TAREAS:
#1 Responde estas preguntas sobre el texto acerca de la Virgen María:
(a) ¿A qué santo se menciona como alguien que recibe de María la caricia del consuelo maternal?
(b) ¿Por quiénes pide especialmente la Virgen?
(c) ¿En qué momentos tenemos más cerca a la Virgen?
#2 Escribe la continuación del texto sobre la Virgen María a partir de su última oración.

TEXTO PARA LEER:
········
La vida reúne a su alrededor a los hijos para nosotros que peregrinamos, para que mirándola y dejándonos mirar por Ella encontremos allí la fuerza de Dios para sobrellevar los sufrimientos y el cansancio de la vida. Como a San Juan Diego, María nos da la caricia del consuelo maternal y nos dice al oído tiernamente ‘no se turbe tu corazón, ¿acaso no estoy allí que soy tu madre?’.

Ella es el rostro femenino de Dios que ama a todos y pide especialmente por los más pequeños, pide por los pobres, aquellos que tienen la vida atribulada, la vida precaria y amenazada. En los momentos de abatimiento y debilidad, esos momentos en que tocamos el límite, en que no sabemos cómo seguir, es cuando tenemos más cerca a la Virgen para exponerle todos nuestros pesares frente a las fragilidades, frente a nuestros despojos y nuestros pecados.
········
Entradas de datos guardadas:
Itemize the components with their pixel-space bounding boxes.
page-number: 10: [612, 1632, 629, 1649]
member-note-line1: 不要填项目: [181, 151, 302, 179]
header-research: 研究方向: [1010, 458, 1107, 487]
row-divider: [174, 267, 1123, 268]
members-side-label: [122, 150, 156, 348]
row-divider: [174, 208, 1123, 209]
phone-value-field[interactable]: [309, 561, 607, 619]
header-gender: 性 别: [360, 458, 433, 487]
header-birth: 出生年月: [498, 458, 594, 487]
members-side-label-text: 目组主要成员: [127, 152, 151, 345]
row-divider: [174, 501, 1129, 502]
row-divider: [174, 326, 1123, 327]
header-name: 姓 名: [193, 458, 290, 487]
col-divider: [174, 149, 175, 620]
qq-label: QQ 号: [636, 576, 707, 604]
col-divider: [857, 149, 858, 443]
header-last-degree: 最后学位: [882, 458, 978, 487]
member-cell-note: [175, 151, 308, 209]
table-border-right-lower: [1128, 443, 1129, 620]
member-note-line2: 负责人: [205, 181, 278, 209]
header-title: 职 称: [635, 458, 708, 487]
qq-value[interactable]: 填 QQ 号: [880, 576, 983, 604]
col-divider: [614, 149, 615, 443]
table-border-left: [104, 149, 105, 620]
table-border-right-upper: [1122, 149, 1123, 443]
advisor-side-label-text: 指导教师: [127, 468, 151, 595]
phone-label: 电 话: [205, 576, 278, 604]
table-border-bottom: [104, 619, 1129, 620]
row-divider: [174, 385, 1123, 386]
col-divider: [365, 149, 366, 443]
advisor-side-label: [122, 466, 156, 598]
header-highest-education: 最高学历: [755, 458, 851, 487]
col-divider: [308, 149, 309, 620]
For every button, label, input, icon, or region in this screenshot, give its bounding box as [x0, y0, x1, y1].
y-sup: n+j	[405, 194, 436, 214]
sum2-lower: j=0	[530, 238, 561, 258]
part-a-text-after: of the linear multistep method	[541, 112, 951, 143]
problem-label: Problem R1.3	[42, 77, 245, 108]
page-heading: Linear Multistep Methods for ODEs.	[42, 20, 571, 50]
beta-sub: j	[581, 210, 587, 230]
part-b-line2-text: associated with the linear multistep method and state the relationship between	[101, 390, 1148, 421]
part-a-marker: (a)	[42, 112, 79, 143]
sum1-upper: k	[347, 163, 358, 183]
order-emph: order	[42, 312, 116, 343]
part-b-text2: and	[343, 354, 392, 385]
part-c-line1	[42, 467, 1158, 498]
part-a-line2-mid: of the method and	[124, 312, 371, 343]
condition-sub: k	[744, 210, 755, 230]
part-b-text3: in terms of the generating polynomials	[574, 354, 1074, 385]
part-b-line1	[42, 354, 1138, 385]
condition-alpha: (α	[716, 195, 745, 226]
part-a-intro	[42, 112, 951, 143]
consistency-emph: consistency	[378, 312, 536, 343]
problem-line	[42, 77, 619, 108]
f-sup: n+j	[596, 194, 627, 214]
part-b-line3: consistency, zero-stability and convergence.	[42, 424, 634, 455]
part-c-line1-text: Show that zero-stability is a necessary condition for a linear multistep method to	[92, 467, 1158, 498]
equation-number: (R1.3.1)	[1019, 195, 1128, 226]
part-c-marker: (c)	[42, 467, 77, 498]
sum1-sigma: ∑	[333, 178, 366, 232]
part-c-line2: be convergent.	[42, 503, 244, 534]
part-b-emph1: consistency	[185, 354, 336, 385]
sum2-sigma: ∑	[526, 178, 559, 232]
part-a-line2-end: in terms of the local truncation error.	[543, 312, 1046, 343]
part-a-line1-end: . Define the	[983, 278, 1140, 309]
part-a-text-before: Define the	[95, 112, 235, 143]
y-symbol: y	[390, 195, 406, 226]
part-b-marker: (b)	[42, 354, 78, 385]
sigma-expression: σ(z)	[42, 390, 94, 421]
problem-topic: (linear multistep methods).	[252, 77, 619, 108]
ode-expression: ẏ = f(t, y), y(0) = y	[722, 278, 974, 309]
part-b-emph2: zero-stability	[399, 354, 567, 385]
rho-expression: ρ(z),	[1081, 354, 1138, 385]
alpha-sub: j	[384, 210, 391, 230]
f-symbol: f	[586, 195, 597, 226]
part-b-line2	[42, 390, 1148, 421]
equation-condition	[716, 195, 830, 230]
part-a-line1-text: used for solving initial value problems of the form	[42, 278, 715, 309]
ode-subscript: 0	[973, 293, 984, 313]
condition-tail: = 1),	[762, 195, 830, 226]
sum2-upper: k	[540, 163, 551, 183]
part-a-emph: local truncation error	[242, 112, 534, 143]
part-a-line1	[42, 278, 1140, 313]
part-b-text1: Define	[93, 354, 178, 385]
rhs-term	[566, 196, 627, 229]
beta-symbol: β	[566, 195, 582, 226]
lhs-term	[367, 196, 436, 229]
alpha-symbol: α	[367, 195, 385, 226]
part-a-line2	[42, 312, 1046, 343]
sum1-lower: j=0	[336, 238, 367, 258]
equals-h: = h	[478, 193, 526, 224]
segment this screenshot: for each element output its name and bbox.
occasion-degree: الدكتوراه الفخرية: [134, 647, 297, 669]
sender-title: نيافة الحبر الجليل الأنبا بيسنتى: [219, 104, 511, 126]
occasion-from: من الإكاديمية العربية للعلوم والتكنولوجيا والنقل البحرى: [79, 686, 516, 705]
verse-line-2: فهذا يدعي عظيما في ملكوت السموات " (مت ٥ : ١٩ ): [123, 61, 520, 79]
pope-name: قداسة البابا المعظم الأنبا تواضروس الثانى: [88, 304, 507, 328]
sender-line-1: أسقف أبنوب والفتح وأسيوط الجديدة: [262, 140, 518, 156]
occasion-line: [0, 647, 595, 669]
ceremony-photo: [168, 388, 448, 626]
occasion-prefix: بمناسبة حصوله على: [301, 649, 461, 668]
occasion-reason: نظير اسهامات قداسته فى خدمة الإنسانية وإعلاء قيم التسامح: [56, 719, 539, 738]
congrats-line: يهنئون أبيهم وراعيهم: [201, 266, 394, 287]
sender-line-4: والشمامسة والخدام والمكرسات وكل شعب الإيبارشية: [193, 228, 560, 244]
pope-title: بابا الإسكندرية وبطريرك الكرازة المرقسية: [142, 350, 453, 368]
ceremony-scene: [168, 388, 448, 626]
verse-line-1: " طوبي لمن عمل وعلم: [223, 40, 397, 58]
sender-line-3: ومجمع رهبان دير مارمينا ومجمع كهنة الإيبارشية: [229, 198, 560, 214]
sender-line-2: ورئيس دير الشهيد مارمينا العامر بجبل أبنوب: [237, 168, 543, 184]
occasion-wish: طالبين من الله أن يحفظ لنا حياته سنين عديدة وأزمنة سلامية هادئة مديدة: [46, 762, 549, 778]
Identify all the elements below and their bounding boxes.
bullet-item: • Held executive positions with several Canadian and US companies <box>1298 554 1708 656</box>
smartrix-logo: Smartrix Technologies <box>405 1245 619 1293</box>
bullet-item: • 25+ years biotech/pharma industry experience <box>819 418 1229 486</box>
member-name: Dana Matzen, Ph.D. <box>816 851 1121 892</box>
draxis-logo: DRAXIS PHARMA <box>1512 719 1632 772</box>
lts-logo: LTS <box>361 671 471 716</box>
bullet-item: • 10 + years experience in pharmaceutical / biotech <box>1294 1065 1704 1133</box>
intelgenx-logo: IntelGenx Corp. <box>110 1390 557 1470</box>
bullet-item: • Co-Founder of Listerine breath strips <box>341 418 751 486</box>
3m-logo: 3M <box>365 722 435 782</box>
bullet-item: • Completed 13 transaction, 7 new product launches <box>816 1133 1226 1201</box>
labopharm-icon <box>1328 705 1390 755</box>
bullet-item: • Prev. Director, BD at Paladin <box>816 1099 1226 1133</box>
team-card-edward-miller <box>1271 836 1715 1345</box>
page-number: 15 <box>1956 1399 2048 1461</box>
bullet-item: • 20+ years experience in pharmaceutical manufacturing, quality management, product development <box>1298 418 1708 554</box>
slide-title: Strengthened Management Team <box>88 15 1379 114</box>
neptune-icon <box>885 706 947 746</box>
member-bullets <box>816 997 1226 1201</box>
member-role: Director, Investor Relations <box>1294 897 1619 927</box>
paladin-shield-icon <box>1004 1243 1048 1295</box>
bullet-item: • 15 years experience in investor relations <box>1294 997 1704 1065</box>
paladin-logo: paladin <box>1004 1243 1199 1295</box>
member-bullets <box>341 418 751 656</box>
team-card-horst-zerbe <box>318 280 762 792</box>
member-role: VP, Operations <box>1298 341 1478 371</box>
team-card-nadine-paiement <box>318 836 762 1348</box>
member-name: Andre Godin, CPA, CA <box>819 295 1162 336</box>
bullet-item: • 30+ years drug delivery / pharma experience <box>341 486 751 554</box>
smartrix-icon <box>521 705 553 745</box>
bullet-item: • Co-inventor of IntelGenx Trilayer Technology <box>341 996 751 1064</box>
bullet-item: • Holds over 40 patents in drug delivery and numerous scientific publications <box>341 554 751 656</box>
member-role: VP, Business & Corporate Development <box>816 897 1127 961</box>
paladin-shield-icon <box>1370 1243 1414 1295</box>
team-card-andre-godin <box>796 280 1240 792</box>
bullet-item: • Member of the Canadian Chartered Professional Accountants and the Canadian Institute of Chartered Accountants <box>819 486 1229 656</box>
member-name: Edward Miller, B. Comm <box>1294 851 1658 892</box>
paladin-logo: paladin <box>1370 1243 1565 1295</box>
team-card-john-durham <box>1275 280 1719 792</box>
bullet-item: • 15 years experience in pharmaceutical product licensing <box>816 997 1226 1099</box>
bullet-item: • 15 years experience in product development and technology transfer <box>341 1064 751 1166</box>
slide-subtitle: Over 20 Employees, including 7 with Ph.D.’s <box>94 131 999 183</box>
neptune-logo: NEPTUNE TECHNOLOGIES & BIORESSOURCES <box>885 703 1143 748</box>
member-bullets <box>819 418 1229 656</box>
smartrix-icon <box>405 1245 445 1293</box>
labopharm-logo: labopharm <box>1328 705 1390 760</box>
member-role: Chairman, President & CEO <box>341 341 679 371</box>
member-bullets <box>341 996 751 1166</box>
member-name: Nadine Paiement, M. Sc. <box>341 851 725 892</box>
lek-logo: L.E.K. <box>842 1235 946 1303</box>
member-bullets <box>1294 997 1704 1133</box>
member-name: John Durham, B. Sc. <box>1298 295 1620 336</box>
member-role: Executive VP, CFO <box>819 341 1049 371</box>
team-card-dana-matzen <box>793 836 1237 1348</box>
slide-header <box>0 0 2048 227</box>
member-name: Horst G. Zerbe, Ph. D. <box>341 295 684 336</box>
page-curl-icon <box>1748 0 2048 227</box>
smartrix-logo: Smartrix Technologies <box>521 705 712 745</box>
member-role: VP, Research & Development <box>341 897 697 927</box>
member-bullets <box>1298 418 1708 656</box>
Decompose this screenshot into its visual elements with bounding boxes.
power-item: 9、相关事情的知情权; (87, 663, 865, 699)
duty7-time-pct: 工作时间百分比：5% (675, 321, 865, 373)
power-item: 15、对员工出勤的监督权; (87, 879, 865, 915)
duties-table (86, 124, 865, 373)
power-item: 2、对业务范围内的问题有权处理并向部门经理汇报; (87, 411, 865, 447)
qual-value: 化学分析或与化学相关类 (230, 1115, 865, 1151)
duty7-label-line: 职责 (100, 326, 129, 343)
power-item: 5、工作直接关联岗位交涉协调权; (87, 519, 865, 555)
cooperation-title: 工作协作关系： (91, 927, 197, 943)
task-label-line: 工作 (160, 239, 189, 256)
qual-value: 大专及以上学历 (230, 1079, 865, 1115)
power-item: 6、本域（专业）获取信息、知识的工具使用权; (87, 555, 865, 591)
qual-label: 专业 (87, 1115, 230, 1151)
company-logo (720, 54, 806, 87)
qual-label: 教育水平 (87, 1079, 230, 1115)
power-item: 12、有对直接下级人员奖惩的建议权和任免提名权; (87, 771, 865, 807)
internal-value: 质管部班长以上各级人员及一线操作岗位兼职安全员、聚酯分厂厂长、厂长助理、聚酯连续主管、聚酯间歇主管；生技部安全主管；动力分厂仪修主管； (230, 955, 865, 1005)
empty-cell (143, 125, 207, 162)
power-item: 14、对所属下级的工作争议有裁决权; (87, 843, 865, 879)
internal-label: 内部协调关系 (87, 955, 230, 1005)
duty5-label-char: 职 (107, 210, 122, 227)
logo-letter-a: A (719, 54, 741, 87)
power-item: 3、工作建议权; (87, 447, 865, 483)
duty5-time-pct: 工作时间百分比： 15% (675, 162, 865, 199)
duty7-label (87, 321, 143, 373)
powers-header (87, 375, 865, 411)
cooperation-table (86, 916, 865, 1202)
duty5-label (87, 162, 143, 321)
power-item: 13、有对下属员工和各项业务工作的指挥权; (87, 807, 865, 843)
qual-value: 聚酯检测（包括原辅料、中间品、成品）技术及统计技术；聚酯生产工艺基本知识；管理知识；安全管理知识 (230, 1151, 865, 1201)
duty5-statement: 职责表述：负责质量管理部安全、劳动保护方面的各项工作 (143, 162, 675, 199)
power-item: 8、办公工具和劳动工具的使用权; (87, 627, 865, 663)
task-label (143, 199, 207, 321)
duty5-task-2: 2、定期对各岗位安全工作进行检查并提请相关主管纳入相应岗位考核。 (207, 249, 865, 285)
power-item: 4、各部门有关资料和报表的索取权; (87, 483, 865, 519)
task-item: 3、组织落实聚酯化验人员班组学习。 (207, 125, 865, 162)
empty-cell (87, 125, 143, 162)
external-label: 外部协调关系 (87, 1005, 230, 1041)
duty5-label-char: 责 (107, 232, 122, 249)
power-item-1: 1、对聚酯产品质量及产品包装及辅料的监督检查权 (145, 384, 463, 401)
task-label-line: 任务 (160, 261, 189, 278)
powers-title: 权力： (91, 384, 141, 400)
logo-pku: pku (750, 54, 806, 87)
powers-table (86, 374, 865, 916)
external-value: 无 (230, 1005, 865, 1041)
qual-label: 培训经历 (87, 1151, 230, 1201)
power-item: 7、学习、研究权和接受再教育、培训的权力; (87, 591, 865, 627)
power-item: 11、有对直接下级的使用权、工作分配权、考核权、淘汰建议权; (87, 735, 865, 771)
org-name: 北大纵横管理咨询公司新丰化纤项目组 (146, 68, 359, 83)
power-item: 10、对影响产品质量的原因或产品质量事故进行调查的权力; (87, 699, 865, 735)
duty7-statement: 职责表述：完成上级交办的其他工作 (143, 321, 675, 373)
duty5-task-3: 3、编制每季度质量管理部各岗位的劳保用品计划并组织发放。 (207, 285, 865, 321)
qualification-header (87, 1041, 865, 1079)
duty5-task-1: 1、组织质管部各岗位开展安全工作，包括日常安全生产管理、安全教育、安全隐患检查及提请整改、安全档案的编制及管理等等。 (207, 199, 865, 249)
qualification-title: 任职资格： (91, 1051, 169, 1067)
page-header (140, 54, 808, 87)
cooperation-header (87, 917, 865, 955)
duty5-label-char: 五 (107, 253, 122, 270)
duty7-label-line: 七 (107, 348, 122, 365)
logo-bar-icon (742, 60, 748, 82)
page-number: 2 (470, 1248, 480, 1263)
········
RESPUESTAS:
#1
(a) A San Juan Diego.
(b) Por los más pequeños y por los pobres, aquellos que tienen la vida atribulada, precaria y amenazada.
(c) En los momentos de abatimiento y debilidad, cuando tocamos el límite y no sabemos cómo seguir.

#2
Creo que nos hace bien ir a cobijarnos cariñosamente en los brazos de la Virgen porque es un lugar del que difícilmente podemos huir. Así lo sintió Julien Green, el escritor francés [N. de la R.: (1900-1998) Nació en EE.UU., escribió casi toda su obra en francés y nunca se nacionalizó francés.] imaginando este momento de la piedad él se tomó la atribución como hijo de acurrucarse junto a Ella así como los niños que poniendo la cabeza sobre la falda de nuestra mamá y dice Julien Green:

‘A María la saludo porque es la hermosa y porque estoy completamente solo y tengo la necesidad de hablar a alguien que me escuche bondadosamente. Entonces, yo le expongo todas mis alegrías y todos mis pesares, me lamento ante María de mi soledad y así estoy menos solo. Le digo que tengo un corazón humano y que este corazón tiene frío y Ella lo comprende porque es la Madre de toda la humanidad. Y cuando cierro los ojos es como si me acurrucara contra Ella, con la frente entre sus rodillas, y como si Ella me acariciara el cabello con la punta de sus dedos. Tales son las fantasías de un alma embriagada de tristeza’.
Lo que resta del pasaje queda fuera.